_Exercice proposé 1_
Mettez sous forme de liste numérotée les lignes des enregistrements situées entre celle qui contient "white-cell[interactable] xyxy=(22,33,32,43)" et celle qui contient "white-cell[interactable]: 26 xyxy=(65,108,75,118)", ces deux lignes comprises, sans les lignes vides.

── Document

Intervention de la FSU, Assemblée plénière du CESER le 22 octobre 2012
Le contexte actuel incite à une réflexion. Non seulement à cause de l’imminence de l’acte 3 de la décentralisation – la traduction en sera un bilan des pôles de compétitivité notamment et un nouveau transfert des compétences -, de la discussion budgétaire au parlement, de la poursuite de la crise systémique du capitalisme mais aussi parce que l’écume sarkozienne a disparu.
Les orientations budgétaires proposées par la Région, comme l’avis proposé de la commission 7 font l’impasse sur l’analyse de la crise systémique que nous traversons et sur l’appréciation de la politique économique nationale.
Le Président du Conseil Régional rappelle dans son édito que les transferts de compétences de l’État central aux Régions n’ont pas été compensés intégralement lors de l’acte II de la décentralisation, obligeant les collectivités territoriales de manière générale à mettre en place une politique d’austérité pour faire face à ces nouvelles obligations. L’augmentation de la dette en résulte logiquement se traduisant, dans certains cas – ce n’est pas le cas de la Région Basse-Normandie – par des emprunts toxiques. Cette augmentation n’est pas un problème en tant que tel si les taux d’intérêts ne s’élèvent pas. Le service de la dette devrait être analysé pour savoir si, en fonction des recettes, il peut-être « digéré ». La réponse ne peut-être une austérité régionale aggravant la politique de rigueur nationale conduisant à une dépression économique.
L’absence de politique de lutte contre la logique dominante des marchés financiers – temps court, critères – laisse le champ libre à l’extension d’une crise financière et d’une crise économique dont la profondeur s’accentue, sans parler de la crise écologique qui reste sans solution. Sous prétexte de la lutte prioritaire contre la crise économique et financière est laissé de côté la nécessité des moyens à mettre en œuvre pour commencer à résoudre la crise écologigique. La simple logique économique voudrait que soit mis en œuvre des mesures permettant de redonner du souffle à la croissance en passant par la création de services publics, de biens communs dont fait partie la lutte contre le réchauffement climatique.
. Notre région est profondément touchée par les restructurations – plutôt faudrait-il dire déstructurations – actuelles. Les PME sous traitantes des grands groupes ne peuvent résister. Le chômage augmentera. Les inégalités territoriales déjà dévastatrices ne pourront que s’aggraver. L’acte 3 de la décentralisation ne semble pas être revu, contesté dans ses perspectives. Si l’on en croit un discours récent du Président de la République, il s’agirait toujours d’axer le développement sur les Métropoles. La plupart des grands projets doivent être compris à cette aune. Le Président du Conseil régional peut toujours déclarer (Ouest France de ce matin) qu’il est toujours d’accord pour la Ligne Nouvelle, cette volonté ressemble à un vœu pieux en fonction des décisions en train d’être prise au niveau national. Même si les fonds européens seront gérés directement par les Régions, leur montant sera discuté au niveau inter-gouvernemental.

────
── Entrées extraites

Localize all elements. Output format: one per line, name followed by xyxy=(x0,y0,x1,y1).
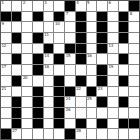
white-cell[interactable] xyxy=(22,33,32,43)
white-cell[interactable]: 7 xyxy=(65,12,75,22)
clue-number: 18 xyxy=(44,65,49,70)
white-cell[interactable] xyxy=(108,54,118,64)
white-cell[interactable]: 9 xyxy=(1,22,11,32)
white-cell[interactable] xyxy=(65,76,75,86)
white-cell[interactable] xyxy=(65,65,75,75)
black-cell xyxy=(44,44,54,54)
white-cell[interactable]: 26 xyxy=(65,108,75,118)
white-cell[interactable] xyxy=(108,33,118,43)
clue-number: 21 xyxy=(2,87,7,92)
white-cell[interactable] xyxy=(33,1,43,11)
white-cell[interactable] xyxy=(108,108,118,118)
clue-number: 11 xyxy=(44,33,49,38)
white-cell[interactable] xyxy=(1,54,11,64)
white-cell[interactable] xyxy=(1,33,11,43)
white-cell[interactable] xyxy=(129,129,139,139)
black-cell xyxy=(54,54,64,64)
black-cell xyxy=(97,119,107,129)
white-cell[interactable] xyxy=(108,119,118,129)
black-cell xyxy=(87,87,97,97)
white-cell[interactable] xyxy=(44,108,54,118)
white-cell[interactable]: 16 xyxy=(87,54,97,64)
white-cell[interactable] xyxy=(22,129,32,139)
white-cell[interactable] xyxy=(65,33,75,43)
black-cell xyxy=(33,33,43,43)
white-cell[interactable] xyxy=(129,97,139,107)
white-cell[interactable]: 23 xyxy=(97,87,107,97)
white-cell[interactable]: 21 xyxy=(1,87,11,97)
white-cell[interactable] xyxy=(97,108,107,118)
white-cell[interactable]: 14 xyxy=(44,54,54,64)
white-cell[interactable] xyxy=(54,1,64,11)
black-cell xyxy=(33,54,43,64)
white-cell[interactable]: 13 xyxy=(108,44,118,54)
white-cell[interactable] xyxy=(119,1,129,11)
black-cell xyxy=(119,33,129,43)
black-cell xyxy=(54,108,64,118)
black-cell xyxy=(33,108,43,118)
clue-number: 17 xyxy=(2,65,7,70)
black-cell xyxy=(97,44,107,54)
black-cell xyxy=(129,1,139,11)
black-cell xyxy=(76,44,86,54)
black-cell xyxy=(65,129,75,139)
black-cell xyxy=(1,12,11,22)
clue-number: 24 xyxy=(66,97,71,102)
white-cell[interactable] xyxy=(54,44,64,54)
black-cell xyxy=(33,119,43,129)
white-cell[interactable] xyxy=(129,44,139,54)
black-cell xyxy=(97,65,107,75)
clue-number: 13 xyxy=(108,44,113,49)
crossword-grid: 1234567891011121314151617181920212223242… xyxy=(0,0,140,140)
white-cell[interactable]: 3 xyxy=(44,1,54,11)
black-cell xyxy=(54,76,64,86)
white-cell[interactable] xyxy=(97,129,107,139)
white-cell[interactable] xyxy=(22,87,32,97)
white-cell[interactable] xyxy=(54,65,64,75)
white-cell[interactable]: 8 xyxy=(129,12,139,22)
white-cell[interactable] xyxy=(12,65,22,75)
white-cell[interactable] xyxy=(119,108,129,118)
black-cell xyxy=(65,44,75,54)
black-cell xyxy=(76,54,86,64)
white-cell[interactable] xyxy=(65,119,75,129)
black-cell xyxy=(12,97,22,107)
clue-number: 2 xyxy=(23,1,25,6)
white-cell[interactable] xyxy=(108,129,118,139)
white-cell[interactable]: 15 xyxy=(65,54,75,64)
white-cell[interactable] xyxy=(22,65,32,75)
white-cell[interactable]: 25 xyxy=(87,97,97,107)
clue-number: 10 xyxy=(55,22,60,27)
white-cell[interactable] xyxy=(108,76,118,86)
clue-number: 23 xyxy=(98,87,103,92)
white-cell[interactable] xyxy=(76,65,86,75)
white-cell[interactable] xyxy=(44,129,54,139)
black-cell xyxy=(76,76,86,86)
white-cell[interactable] xyxy=(12,44,22,54)
white-cell[interactable] xyxy=(87,44,97,54)
black-cell xyxy=(12,119,22,129)
black-cell xyxy=(65,1,75,11)
white-cell[interactable]: 12 xyxy=(1,44,11,54)
white-cell[interactable] xyxy=(87,65,97,75)
black-cell xyxy=(129,119,139,129)
black-cell xyxy=(33,97,43,107)
clue-number: 5 xyxy=(87,1,89,6)
clue-number: 25 xyxy=(87,97,92,102)
white-cell[interactable] xyxy=(12,1,22,11)
white-cell[interactable] xyxy=(76,108,86,118)
white-cell[interactable] xyxy=(44,97,54,107)
white-cell[interactable] xyxy=(87,12,97,22)
black-cell xyxy=(33,65,43,75)
clue-number: 22 xyxy=(76,87,81,92)
white-cell[interactable] xyxy=(22,119,32,129)
white-cell[interactable] xyxy=(119,87,129,97)
black-cell xyxy=(12,33,22,43)
white-cell[interactable]: 22 xyxy=(76,87,86,97)
black-cell xyxy=(97,97,107,107)
white-cell[interactable]: 27 xyxy=(12,129,22,139)
white-cell[interactable]: 11 xyxy=(44,33,54,43)
white-cell[interactable] xyxy=(44,119,54,129)
white-cell[interactable] xyxy=(44,12,54,22)
black-cell xyxy=(33,87,43,97)
clue-number: 15 xyxy=(66,54,71,59)
white-cell[interactable] xyxy=(22,54,32,64)
black-cell xyxy=(97,33,107,43)
white-cell[interactable] xyxy=(87,108,97,118)
black-cell xyxy=(76,119,86,129)
white-cell[interactable]: 6 xyxy=(108,1,118,11)
white-cell[interactable] xyxy=(54,33,64,43)
black-cell xyxy=(12,108,22,118)
black-cell xyxy=(97,22,107,32)
black-cell xyxy=(54,87,64,97)
white-cell[interactable]: 4 xyxy=(76,1,86,11)
white-cell[interactable] xyxy=(108,87,118,97)
black-cell xyxy=(76,33,86,43)
black-cell xyxy=(119,97,129,107)
white-cell[interactable] xyxy=(87,22,97,32)
white-cell[interactable] xyxy=(1,97,11,107)
black-cell xyxy=(54,12,64,22)
white-cell[interactable] xyxy=(119,65,129,75)
white-cell[interactable] xyxy=(1,108,11,118)
clue-number: 1 xyxy=(2,1,4,6)
white-cell[interactable] xyxy=(1,76,11,86)
white-cell[interactable]: 5 xyxy=(87,1,97,11)
white-cell[interactable] xyxy=(65,22,75,32)
black-cell xyxy=(54,97,64,107)
black-cell xyxy=(97,76,107,86)
white-cell[interactable] xyxy=(76,97,86,107)
black-cell xyxy=(119,119,129,129)
white-cell[interactable] xyxy=(129,33,139,43)
white-cell[interactable]: 10 xyxy=(54,22,64,32)
white-cell[interactable] xyxy=(12,87,22,97)
white-cell[interactable] xyxy=(129,22,139,32)
clue-number: 27 xyxy=(12,129,17,134)
black-cell xyxy=(119,54,129,64)
white-cell[interactable] xyxy=(33,44,43,54)
clue-number: 3 xyxy=(44,1,46,6)
white-cell[interactable] xyxy=(22,22,32,32)
white-cell[interactable] xyxy=(108,97,118,107)
white-cell[interactable] xyxy=(12,22,22,32)
clue-number: 4 xyxy=(76,1,78,6)
black-cell xyxy=(76,12,86,22)
white-cell[interactable] xyxy=(44,87,54,97)
white-cell[interactable] xyxy=(87,33,97,43)
clue-number: 28 xyxy=(76,129,81,134)
white-cell[interactable] xyxy=(54,129,64,139)
white-cell[interactable] xyxy=(97,54,107,64)
clue-number: 20 xyxy=(23,76,28,81)
clue-number: 12 xyxy=(2,44,7,49)
white-cell[interactable] xyxy=(129,54,139,64)
white-cell[interactable] xyxy=(119,129,129,139)
white-cell[interactable] xyxy=(129,87,139,97)
white-cell[interactable]: 18 xyxy=(44,65,54,75)
white-cell[interactable]: 1 xyxy=(1,1,11,11)
white-cell[interactable] xyxy=(119,44,129,54)
white-cell[interactable] xyxy=(129,65,139,75)
black-cell xyxy=(65,87,75,97)
white-cell[interactable] xyxy=(33,76,43,86)
black-cell xyxy=(33,12,43,22)
black-cell xyxy=(119,12,129,22)
clue-number: 19 xyxy=(108,65,113,70)
white-cell[interactable] xyxy=(129,108,139,118)
clue-number: 8 xyxy=(130,12,132,17)
white-cell[interactable] xyxy=(129,76,139,86)
black-cell xyxy=(12,76,22,86)
black-cell xyxy=(1,129,11,139)
clue-number: 9 xyxy=(2,22,4,27)
white-cell[interactable] xyxy=(108,12,118,22)
white-cell[interactable] xyxy=(22,108,32,118)
white-cell[interactable] xyxy=(87,119,97,129)
white-cell[interactable]: 28 xyxy=(76,129,86,139)
white-cell[interactable] xyxy=(1,119,11,129)
white-cell[interactable] xyxy=(33,129,43,139)
black-cell xyxy=(119,76,129,86)
white-cell[interactable]: 2 xyxy=(22,1,32,11)
clue-number: 6 xyxy=(108,1,110,6)
black-cell xyxy=(76,22,86,32)
clue-number: 14 xyxy=(44,54,49,59)
white-cell[interactable] xyxy=(44,22,54,32)
clue-number: 7 xyxy=(66,12,68,17)
white-cell[interactable]: 20 xyxy=(22,76,32,86)
white-cell[interactable] xyxy=(22,97,32,107)
black-cell xyxy=(97,12,107,22)
white-cell[interactable] xyxy=(87,129,97,139)
black-cell xyxy=(54,119,64,129)
white-cell[interactable] xyxy=(22,12,32,22)
black-cell xyxy=(12,54,22,64)
white-cell[interactable] xyxy=(22,44,32,54)
white-cell[interactable] xyxy=(44,76,54,86)
white-cell[interactable] xyxy=(87,76,97,86)
white-cell[interactable] xyxy=(108,22,118,32)
white-cell[interactable] xyxy=(33,22,43,32)
black-cell xyxy=(119,22,129,32)
white-cell[interactable]: 19 xyxy=(108,65,118,75)
clue-number: 26 xyxy=(66,108,71,113)
white-cell[interactable] xyxy=(97,1,107,11)
clue-number: 16 xyxy=(87,54,92,59)
black-cell xyxy=(12,12,22,22)
white-cell[interactable]: 17 xyxy=(1,65,11,75)
white-cell[interactable]: 24 xyxy=(65,97,75,107)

────

_Exercice proposé 2_
Dans l'intervention de la FSU, reformulez en une liste brève le paragraphe qui commence par « Le Président du Conseil Régional rappelle dans son édito » et gardez ses faits principaux.

_Réponse rédigée 1_
1. white-cell[interactable] xyxy=(22,33,32,43)
2. white-cell[interactable]: 7 xyxy=(65,12,75,22)
3. clue-number: 18 xyxy=(44,65,49,70)
4. white-cell[interactable] xyxy=(108,54,118,64)
5. white-cell[interactable]: 9 xyxy=(1,22,11,32)
6. white-cell[interactable] xyxy=(65,76,75,86)
7. white-cell[interactable] xyxy=(65,65,75,75)
8. black-cell xyxy=(44,44,54,54)
9. white-cell[interactable]: 26 xyxy=(65,108,75,118)

_Réponse rédigée 2_
- Lors de l'acte II de la décentralisation, l'État central n'a pas intégralement compensé les compétences qu'il a transférées aux Régions.
- Les collectivités territoriales ont donc dû, en général, mener une politique d'austérité pour faire face à ces nouvelles obligations.
- La dette a augmenté en conséquence, parfois sous forme d'emprunts toxiques, ce qui n'est pas le cas de la Région Basse-Normandie.
- Cette hausse n'est pas un problème en soi tant que les taux d'intérêt ne montent pas.
- Le service de la dette devrait être analysé au regard des recettes pour savoir s'il peut être absorbé.
- La réponse ne peut pas être une austérité régionale qui aggraverait la rigueur nationale et conduirait à une dépression économique.